## Written instruction
Return the following data verbatim, reproducing every line without any alteration.

## Working data
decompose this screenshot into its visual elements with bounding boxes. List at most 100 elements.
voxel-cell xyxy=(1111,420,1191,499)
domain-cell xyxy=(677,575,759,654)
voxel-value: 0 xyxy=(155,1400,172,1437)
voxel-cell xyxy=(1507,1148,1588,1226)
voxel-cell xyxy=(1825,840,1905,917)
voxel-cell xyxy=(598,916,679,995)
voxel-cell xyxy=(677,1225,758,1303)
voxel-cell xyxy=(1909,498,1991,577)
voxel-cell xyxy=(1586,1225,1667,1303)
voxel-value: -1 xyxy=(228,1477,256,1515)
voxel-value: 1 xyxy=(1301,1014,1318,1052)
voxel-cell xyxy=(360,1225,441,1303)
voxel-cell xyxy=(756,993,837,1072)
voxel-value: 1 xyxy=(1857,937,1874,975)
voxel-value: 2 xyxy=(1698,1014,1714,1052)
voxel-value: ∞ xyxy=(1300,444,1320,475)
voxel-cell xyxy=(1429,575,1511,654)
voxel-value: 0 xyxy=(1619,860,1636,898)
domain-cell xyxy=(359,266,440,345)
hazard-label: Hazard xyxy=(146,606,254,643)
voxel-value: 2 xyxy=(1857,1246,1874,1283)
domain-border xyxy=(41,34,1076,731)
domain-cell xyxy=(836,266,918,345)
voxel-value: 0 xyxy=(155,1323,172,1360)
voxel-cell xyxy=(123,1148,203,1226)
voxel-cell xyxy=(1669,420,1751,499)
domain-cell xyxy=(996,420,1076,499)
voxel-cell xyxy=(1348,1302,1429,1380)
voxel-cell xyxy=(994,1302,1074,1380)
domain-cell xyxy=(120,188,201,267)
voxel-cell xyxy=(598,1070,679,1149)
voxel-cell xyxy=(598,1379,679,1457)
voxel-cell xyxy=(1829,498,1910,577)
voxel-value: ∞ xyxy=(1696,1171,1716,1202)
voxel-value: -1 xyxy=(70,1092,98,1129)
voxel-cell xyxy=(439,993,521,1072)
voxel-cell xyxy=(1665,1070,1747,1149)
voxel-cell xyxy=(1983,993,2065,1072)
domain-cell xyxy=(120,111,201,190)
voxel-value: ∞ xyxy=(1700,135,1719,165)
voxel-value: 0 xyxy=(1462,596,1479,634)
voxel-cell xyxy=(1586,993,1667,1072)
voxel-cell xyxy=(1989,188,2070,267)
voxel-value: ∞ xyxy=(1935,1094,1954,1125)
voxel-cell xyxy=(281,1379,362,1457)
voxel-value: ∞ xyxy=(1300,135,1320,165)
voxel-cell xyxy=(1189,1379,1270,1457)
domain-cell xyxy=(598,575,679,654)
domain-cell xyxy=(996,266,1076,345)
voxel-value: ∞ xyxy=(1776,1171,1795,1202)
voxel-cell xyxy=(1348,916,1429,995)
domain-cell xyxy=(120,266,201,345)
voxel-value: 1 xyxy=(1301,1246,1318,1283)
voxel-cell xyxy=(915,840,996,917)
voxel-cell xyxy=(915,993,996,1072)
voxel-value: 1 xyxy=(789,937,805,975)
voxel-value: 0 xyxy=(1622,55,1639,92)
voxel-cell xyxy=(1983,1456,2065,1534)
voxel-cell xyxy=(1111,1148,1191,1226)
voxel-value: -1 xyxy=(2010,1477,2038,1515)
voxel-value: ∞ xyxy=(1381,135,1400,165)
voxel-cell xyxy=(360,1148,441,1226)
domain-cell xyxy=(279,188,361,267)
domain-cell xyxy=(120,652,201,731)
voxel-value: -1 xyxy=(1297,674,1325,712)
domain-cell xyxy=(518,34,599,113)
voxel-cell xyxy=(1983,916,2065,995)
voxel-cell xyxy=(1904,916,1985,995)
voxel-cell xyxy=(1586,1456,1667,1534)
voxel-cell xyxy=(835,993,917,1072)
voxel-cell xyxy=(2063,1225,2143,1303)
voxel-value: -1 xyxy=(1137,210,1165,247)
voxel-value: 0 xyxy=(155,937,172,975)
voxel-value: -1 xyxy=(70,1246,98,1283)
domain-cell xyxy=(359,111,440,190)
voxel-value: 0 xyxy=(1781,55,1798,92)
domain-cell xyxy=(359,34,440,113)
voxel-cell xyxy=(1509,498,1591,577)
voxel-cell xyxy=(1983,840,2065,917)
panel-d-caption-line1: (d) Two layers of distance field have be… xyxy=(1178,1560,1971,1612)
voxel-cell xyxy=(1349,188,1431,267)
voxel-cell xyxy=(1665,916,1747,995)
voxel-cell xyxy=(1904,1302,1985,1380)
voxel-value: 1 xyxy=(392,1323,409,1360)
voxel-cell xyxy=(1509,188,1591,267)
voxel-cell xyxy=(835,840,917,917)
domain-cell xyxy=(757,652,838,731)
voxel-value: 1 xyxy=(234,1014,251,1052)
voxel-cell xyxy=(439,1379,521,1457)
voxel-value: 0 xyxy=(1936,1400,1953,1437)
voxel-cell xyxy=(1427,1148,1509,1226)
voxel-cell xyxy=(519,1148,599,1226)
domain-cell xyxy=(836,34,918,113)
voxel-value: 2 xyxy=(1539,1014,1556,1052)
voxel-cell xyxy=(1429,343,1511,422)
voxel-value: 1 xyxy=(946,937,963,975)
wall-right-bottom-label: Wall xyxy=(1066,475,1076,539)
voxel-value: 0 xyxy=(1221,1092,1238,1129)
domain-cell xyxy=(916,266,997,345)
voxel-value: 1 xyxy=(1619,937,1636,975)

## Response below
decompose this screenshot into its visual elements with bounding boxes. List at most 100 elements.
voxel-cell xyxy=(1111,420,1191,499)
domain-cell xyxy=(677,575,759,654)
voxel-value: 0 xyxy=(155,1400,172,1437)
voxel-cell xyxy=(1507,1148,1588,1226)
voxel-cell xyxy=(1825,840,1905,917)
voxel-cell xyxy=(598,916,679,995)
voxel-cell xyxy=(677,1225,758,1303)
voxel-cell xyxy=(1909,498,1991,577)
voxel-cell xyxy=(1586,1225,1667,1303)
voxel-value: -1 xyxy=(228,1477,256,1515)
voxel-value: 1 xyxy=(1301,1014,1318,1052)
voxel-cell xyxy=(360,1225,441,1303)
voxel-cell xyxy=(756,993,837,1072)
voxel-value: 1 xyxy=(1857,937,1874,975)
voxel-value: 2 xyxy=(1698,1014,1714,1052)
voxel-value: ∞ xyxy=(1300,444,1320,475)
voxel-cell xyxy=(1429,575,1511,654)
voxel-value: 0 xyxy=(1619,860,1636,898)
domain-cell xyxy=(359,266,440,345)
hazard-label: Hazard xyxy=(146,606,254,643)
voxel-value: 2 xyxy=(1857,1246,1874,1283)
domain-border xyxy=(41,34,1076,731)
domain-cell xyxy=(836,266,918,345)
voxel-value: 0 xyxy=(155,1323,172,1360)
voxel-cell xyxy=(123,1148,203,1226)
voxel-cell xyxy=(1669,420,1751,499)
domain-cell xyxy=(996,420,1076,499)
voxel-cell xyxy=(1348,1302,1429,1380)
voxel-cell xyxy=(994,1302,1074,1380)
domain-cell xyxy=(120,188,201,267)
voxel-cell xyxy=(598,1070,679,1149)
voxel-cell xyxy=(598,1379,679,1457)
voxel-cell xyxy=(1829,498,1910,577)
voxel-value: ∞ xyxy=(1696,1171,1716,1202)
voxel-value: -1 xyxy=(70,1092,98,1129)
voxel-cell xyxy=(439,993,521,1072)
voxel-cell xyxy=(1665,1070,1747,1149)
voxel-cell xyxy=(1983,993,2065,1072)
domain-cell xyxy=(120,111,201,190)
voxel-value: ∞ xyxy=(1700,135,1719,165)
voxel-value: 0 xyxy=(1462,596,1479,634)
voxel-cell xyxy=(1586,993,1667,1072)
voxel-cell xyxy=(1989,188,2070,267)
voxel-value: ∞ xyxy=(1935,1094,1954,1125)
voxel-cell xyxy=(281,1379,362,1457)
voxel-value: ∞ xyxy=(1300,135,1320,165)
voxel-cell xyxy=(1189,1379,1270,1457)
domain-cell xyxy=(598,575,679,654)
domain-cell xyxy=(996,266,1076,345)
voxel-value: ∞ xyxy=(1776,1171,1795,1202)
voxel-cell xyxy=(1348,916,1429,995)
domain-cell xyxy=(120,266,201,345)
voxel-value: 1 xyxy=(1301,1246,1318,1283)
voxel-cell xyxy=(915,840,996,917)
voxel-cell xyxy=(915,993,996,1072)
voxel-value: 1 xyxy=(789,937,805,975)
voxel-value: 0 xyxy=(1622,55,1639,92)
voxel-cell xyxy=(1983,1456,2065,1534)
voxel-cell xyxy=(1111,1148,1191,1226)
voxel-value: -1 xyxy=(2010,1477,2038,1515)
voxel-value: ∞ xyxy=(1381,135,1400,165)
voxel-cell xyxy=(360,1148,441,1226)
domain-cell xyxy=(279,188,361,267)
domain-cell xyxy=(120,652,201,731)
voxel-value: -1 xyxy=(1297,674,1325,712)
domain-cell xyxy=(518,34,599,113)
voxel-cell xyxy=(1983,916,2065,995)
voxel-cell xyxy=(1904,916,1985,995)
voxel-cell xyxy=(1586,1456,1667,1534)
voxel-cell xyxy=(835,993,917,1072)
voxel-cell xyxy=(2063,1225,2143,1303)
voxel-value: -1 xyxy=(1137,210,1165,247)
voxel-value: 0 xyxy=(155,937,172,975)
voxel-value: -1 xyxy=(70,1246,98,1283)
domain-cell xyxy=(359,111,440,190)
voxel-value: 0 xyxy=(1781,55,1798,92)
domain-cell xyxy=(359,34,440,113)
voxel-cell xyxy=(1509,498,1591,577)
voxel-cell xyxy=(1983,840,2065,917)
panel-d-caption-line1: (d) Two layers of distance field have be… xyxy=(1178,1560,1971,1612)
voxel-cell xyxy=(1349,188,1431,267)
voxel-cell xyxy=(1665,916,1747,995)
voxel-cell xyxy=(1904,1302,1985,1380)
voxel-value: 1 xyxy=(392,1323,409,1360)
voxel-cell xyxy=(1509,188,1591,267)
voxel-cell xyxy=(835,840,917,917)
domain-cell xyxy=(757,652,838,731)
voxel-value: 1 xyxy=(234,1014,251,1052)
voxel-cell xyxy=(439,1379,521,1457)
voxel-value: 0 xyxy=(1936,1400,1953,1437)
voxel-cell xyxy=(1427,1148,1509,1226)
voxel-cell xyxy=(519,1148,599,1226)
domain-cell xyxy=(836,34,918,113)
voxel-value: 2 xyxy=(1539,1014,1556,1052)
voxel-cell xyxy=(1429,343,1511,422)
voxel-value: 1 xyxy=(946,937,963,975)
wall-right-bottom-label: Wall xyxy=(1066,475,1076,539)
voxel-value: 0 xyxy=(1221,1092,1238,1129)
domain-cell xyxy=(916,266,997,345)
voxel-value: 1 xyxy=(1619,937,1636,975)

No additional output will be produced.